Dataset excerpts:
* * *

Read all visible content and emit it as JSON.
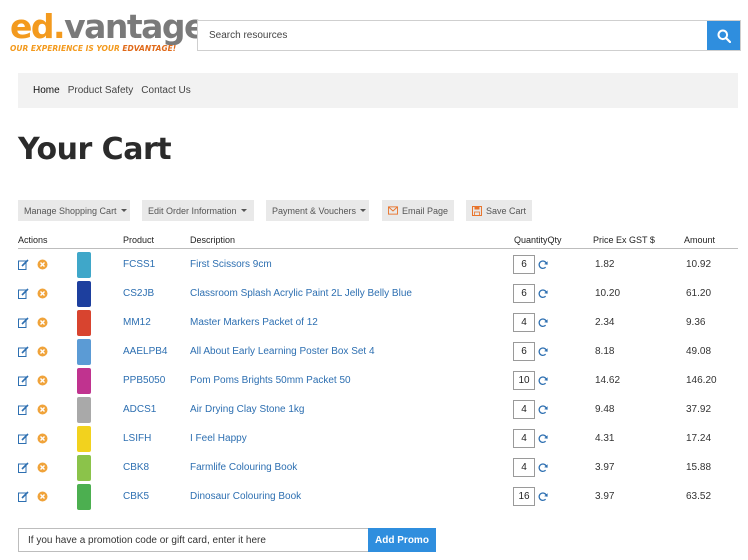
{
  "brand": {
    "logo_text_ed": "ed",
    "logo_text_dot": ".",
    "logo_text_rest": "vantage",
    "tagline_prefix": "OUR EXPERIENCE IS YOUR ",
    "tagline_emphasis": "EDVANTAGE!",
    "colors": {
      "orange": "#f39a1e",
      "grey": "#7a7a7a",
      "accent_blue": "#2f8ede",
      "link_blue": "#2d6fb1"
    }
  },
  "search": {
    "placeholder": "Search resources",
    "icon": "search-icon"
  },
  "nav": {
    "items": [
      {
        "label": "Home"
      },
      {
        "label": "Product Safety"
      },
      {
        "label": "Contact Us"
      }
    ]
  },
  "page": {
    "title": "Your Cart"
  },
  "toolbar": {
    "manage": "Manage Shopping Cart",
    "edit_order": "Edit Order Information",
    "payment": "Payment & Vouchers",
    "email": "Email Page",
    "save": "Save Cart"
  },
  "table": {
    "headers": {
      "actions": "Actions",
      "product": "Product",
      "description": "Description",
      "quantity": "QuantityQty",
      "price": "Price Ex GST $",
      "amount": "Amount"
    },
    "rows": [
      {
        "code": "FCSS1",
        "description": "First Scissors 9cm",
        "qty": "6",
        "price": "1.82",
        "amount": "10.92",
        "thumb_color": "#3fa7c9"
      },
      {
        "code": "CS2JB",
        "description": "Classroom Splash Acrylic Paint 2L Jelly Belly Blue",
        "qty": "6",
        "price": "10.20",
        "amount": "61.20",
        "thumb_color": "#1d3f9e"
      },
      {
        "code": "MM12",
        "description": "Master Markers Packet of 12",
        "qty": "4",
        "price": "2.34",
        "amount": "9.36",
        "thumb_color": "#d8442f"
      },
      {
        "code": "AAELPB4",
        "description": "All About Early Learning Poster Box Set 4",
        "qty": "6",
        "price": "8.18",
        "amount": "49.08",
        "thumb_color": "#5b9bd5"
      },
      {
        "code": "PPB5050",
        "description": "Pom Poms Brights 50mm Packet 50",
        "qty": "10",
        "price": "14.62",
        "amount": "146.20",
        "thumb_color": "#c0338f"
      },
      {
        "code": "ADCS1",
        "description": "Air Drying Clay Stone 1kg",
        "qty": "4",
        "price": "9.48",
        "amount": "37.92",
        "thumb_color": "#a9a9a9"
      },
      {
        "code": "LSIFH",
        "description": "I Feel Happy",
        "qty": "4",
        "price": "4.31",
        "amount": "17.24",
        "thumb_color": "#f2d21e"
      },
      {
        "code": "CBK8",
        "description": "Farmlife Colouring Book",
        "qty": "4",
        "price": "3.97",
        "amount": "15.88",
        "thumb_color": "#8bc34a"
      },
      {
        "code": "CBK5",
        "description": "Dinosaur Colouring Book",
        "qty": "16",
        "price": "3.97",
        "amount": "63.52",
        "thumb_color": "#4caf50"
      }
    ]
  },
  "promo": {
    "placeholder": "If you have a promotion code or gift card, enter it here",
    "button": "Add Promo"
  }
}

* * *

§ **Problem**: Transcribe all of the entries word for word, but skip any pictures they contain.

§ **Solution to this task**:
Read all visible content and emit it as JSON.
{
  "brand": {
    "logo_text_ed": "ed",
    "logo_text_dot": ".",
    "logo_text_rest": "vantage",
    "tagline_prefix": "OUR EXPERIENCE IS YOUR ",
    "tagline_emphasis": "EDVANTAGE!",
    "colors": {
      "orange": "#f39a1e",
      "grey": "#7a7a7a",
      "accent_blue": "#2f8ede",
      "link_blue": "#2d6fb1"
    }
  },
  "search": {
    "placeholder": "Search resources",
    "icon": "search-icon"
  },
  "nav": {
    "items": [
      {
        "label": "Home"
      },
      {
        "label": "Product Safety"
      },
      {
        "label": "Contact Us"
      }
    ]
  },
  "page": {
    "title": "Your Cart"
  },
  "toolbar": {
    "manage": "Manage Shopping Cart",
    "edit_order": "Edit Order Information",
    "payment": "Payment & Vouchers",
    "email": "Email Page",
    "save": "Save Cart"
  },
  "table": {
    "headers": {
      "actions": "Actions",
      "product": "Product",
      "description": "Description",
      "quantity": "QuantityQty",
      "price": "Price Ex GST $",
      "amount": "Amount"
    },
    "rows": [
      {
        "code": "FCSS1",
        "description": "First Scissors 9cm",
        "qty": "6",
        "price": "1.82",
        "amount": "10.92",
        "thumb_color": "#3fa7c9"
      },
      {
        "code": "CS2JB",
        "description": "Classroom Splash Acrylic Paint 2L Jelly Belly Blue",
        "qty": "6",
        "price": "10.20",
        "amount": "61.20",
        "thumb_color": "#1d3f9e"
      },
      {
        "code": "MM12",
        "description": "Master Markers Packet of 12",
        "qty": "4",
        "price": "2.34",
        "amount": "9.36",
        "thumb_color": "#d8442f"
      },
      {
        "code": "AAELPB4",
        "description": "All About Early Learning Poster Box Set 4",
        "qty": "6",
        "price": "8.18",
        "amount": "49.08",
        "thumb_color": "#5b9bd5"
      },
      {
        "code": "PPB5050",
        "description": "Pom Poms Brights 50mm Packet 50",
        "qty": "10",
        "price": "14.62",
        "amount": "146.20",
        "thumb_color": "#c0338f"
      },
      {
        "code": "ADCS1",
        "description": "Air Drying Clay Stone 1kg",
        "qty": "4",
        "price": "9.48",
        "amount": "37.92",
        "thumb_color": "#a9a9a9"
      },
      {
        "code": "LSIFH",
        "description": "I Feel Happy",
        "qty": "4",
        "price": "4.31",
        "amount": "17.24",
        "thumb_color": "#f2d21e"
      },
      {
        "code": "CBK8",
        "description": "Farmlife Colouring Book",
        "qty": "4",
        "price": "3.97",
        "amount": "15.88",
        "thumb_color": "#8bc34a"
      },
      {
        "code": "CBK5",
        "description": "Dinosaur Colouring Book",
        "qty": "16",
        "price": "3.97",
        "amount": "63.52",
        "thumb_color": "#4caf50"
      }
    ]
  },
  "promo": {
    "placeholder": "If you have a promotion code or gift card, enter it here",
    "button": "Add Promo"
  }
}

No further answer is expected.